> _Exercise material_
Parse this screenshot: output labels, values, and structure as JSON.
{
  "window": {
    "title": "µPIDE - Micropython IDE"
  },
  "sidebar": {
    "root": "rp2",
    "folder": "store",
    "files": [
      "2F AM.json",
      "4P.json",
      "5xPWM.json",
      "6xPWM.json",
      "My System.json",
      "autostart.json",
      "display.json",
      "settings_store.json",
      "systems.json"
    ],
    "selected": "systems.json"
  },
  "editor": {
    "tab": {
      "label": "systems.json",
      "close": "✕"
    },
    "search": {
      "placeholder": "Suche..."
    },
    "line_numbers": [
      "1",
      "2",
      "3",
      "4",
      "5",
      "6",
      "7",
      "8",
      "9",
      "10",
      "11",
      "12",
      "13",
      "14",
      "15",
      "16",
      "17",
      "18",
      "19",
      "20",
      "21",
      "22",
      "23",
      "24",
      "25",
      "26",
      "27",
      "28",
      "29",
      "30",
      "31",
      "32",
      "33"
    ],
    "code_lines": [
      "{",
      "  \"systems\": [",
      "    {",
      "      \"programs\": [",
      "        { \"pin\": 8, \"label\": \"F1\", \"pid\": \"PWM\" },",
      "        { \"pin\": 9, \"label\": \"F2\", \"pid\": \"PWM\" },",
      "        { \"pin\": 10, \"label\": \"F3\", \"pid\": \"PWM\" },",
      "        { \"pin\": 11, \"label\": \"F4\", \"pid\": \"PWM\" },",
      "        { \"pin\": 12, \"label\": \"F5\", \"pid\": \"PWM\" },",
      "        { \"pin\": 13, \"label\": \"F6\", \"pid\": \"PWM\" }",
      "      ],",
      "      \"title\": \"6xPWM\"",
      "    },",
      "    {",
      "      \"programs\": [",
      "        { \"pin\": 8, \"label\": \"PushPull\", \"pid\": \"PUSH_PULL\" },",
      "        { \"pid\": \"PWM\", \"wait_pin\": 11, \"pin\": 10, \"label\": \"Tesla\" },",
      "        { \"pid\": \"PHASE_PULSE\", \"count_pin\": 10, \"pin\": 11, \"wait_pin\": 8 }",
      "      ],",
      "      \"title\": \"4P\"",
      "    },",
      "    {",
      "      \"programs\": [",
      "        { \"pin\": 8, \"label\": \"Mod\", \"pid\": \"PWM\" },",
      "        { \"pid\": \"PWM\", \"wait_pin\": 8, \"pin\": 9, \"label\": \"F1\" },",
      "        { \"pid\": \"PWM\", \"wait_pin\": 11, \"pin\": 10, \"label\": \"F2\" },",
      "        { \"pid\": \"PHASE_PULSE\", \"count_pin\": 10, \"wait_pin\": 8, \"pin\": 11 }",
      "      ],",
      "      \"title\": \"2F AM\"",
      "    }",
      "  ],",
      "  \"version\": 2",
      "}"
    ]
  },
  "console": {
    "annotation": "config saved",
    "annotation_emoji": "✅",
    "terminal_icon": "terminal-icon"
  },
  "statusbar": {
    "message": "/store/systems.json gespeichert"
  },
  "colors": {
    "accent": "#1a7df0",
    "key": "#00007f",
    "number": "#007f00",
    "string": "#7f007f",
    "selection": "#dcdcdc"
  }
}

> _Stated exercise_
Go back to the listing above and please repeat it exactly.

> _Output below_
Parse this screenshot: output labels, values, and structure as JSON.
{
  "window": {
    "title": "µPIDE - Micropython IDE"
  },
  "sidebar": {
    "root": "rp2",
    "folder": "store",
    "files": [
      "2F AM.json",
      "4P.json",
      "5xPWM.json",
      "6xPWM.json",
      "My System.json",
      "autostart.json",
      "display.json",
      "settings_store.json",
      "systems.json"
    ],
    "selected": "systems.json"
  },
  "editor": {
    "tab": {
      "label": "systems.json",
      "close": "✕"
    },
    "search": {
      "placeholder": "Suche..."
    },
    "line_numbers": [
      "1",
      "2",
      "3",
      "4",
      "5",
      "6",
      "7",
      "8",
      "9",
      "10",
      "11",
      "12",
      "13",
      "14",
      "15",
      "16",
      "17",
      "18",
      "19",
      "20",
      "21",
      "22",
      "23",
      "24",
      "25",
      "26",
      "27",
      "28",
      "29",
      "30",
      "31",
      "32",
      "33"
    ],
    "code_lines": [
      "{",
      "  \"systems\": [",
      "    {",
      "      \"programs\": [",
      "        { \"pin\": 8, \"label\": \"F1\", \"pid\": \"PWM\" },",
      "        { \"pin\": 9, \"label\": \"F2\", \"pid\": \"PWM\" },",
      "        { \"pin\": 10, \"label\": \"F3\", \"pid\": \"PWM\" },",
      "        { \"pin\": 11, \"label\": \"F4\", \"pid\": \"PWM\" },",
      "        { \"pin\": 12, \"label\": \"F5\", \"pid\": \"PWM\" },",
      "        { \"pin\": 13, \"label\": \"F6\", \"pid\": \"PWM\" }",
      "      ],",
      "      \"title\": \"6xPWM\"",
      "    },",
      "    {",
      "      \"programs\": [",
      "        { \"pin\": 8, \"label\": \"PushPull\", \"pid\": \"PUSH_PULL\" },",
      "        { \"pid\": \"PWM\", \"wait_pin\": 11, \"pin\": 10, \"label\": \"Tesla\" },",
      "        { \"pid\": \"PHASE_PULSE\", \"count_pin\": 10, \"pin\": 11, \"wait_pin\": 8 }",
      "      ],",
      "      \"title\": \"4P\"",
      "    },",
      "    {",
      "      \"programs\": [",
      "        { \"pin\": 8, \"label\": \"Mod\", \"pid\": \"PWM\" },",
      "        { \"pid\": \"PWM\", \"wait_pin\": 8, \"pin\": 9, \"label\": \"F1\" },",
      "        { \"pid\": \"PWM\", \"wait_pin\": 11, \"pin\": 10, \"label\": \"F2\" },",
      "        { \"pid\": \"PHASE_PULSE\", \"count_pin\": 10, \"wait_pin\": 8, \"pin\": 11 }",
      "      ],",
      "      \"title\": \"2F AM\"",
      "    }",
      "  ],",
      "  \"version\": 2",
      "}"
    ]
  },
  "console": {
    "annotation": "config saved",
    "annotation_emoji": "✅",
    "terminal_icon": "terminal-icon"
  },
  "statusbar": {
    "message": "/store/systems.json gespeichert"
  },
  "colors": {
    "accent": "#1a7df0",
    "key": "#00007f",
    "number": "#007f00",
    "string": "#7f007f",
    "selection": "#dcdcdc"
  }
}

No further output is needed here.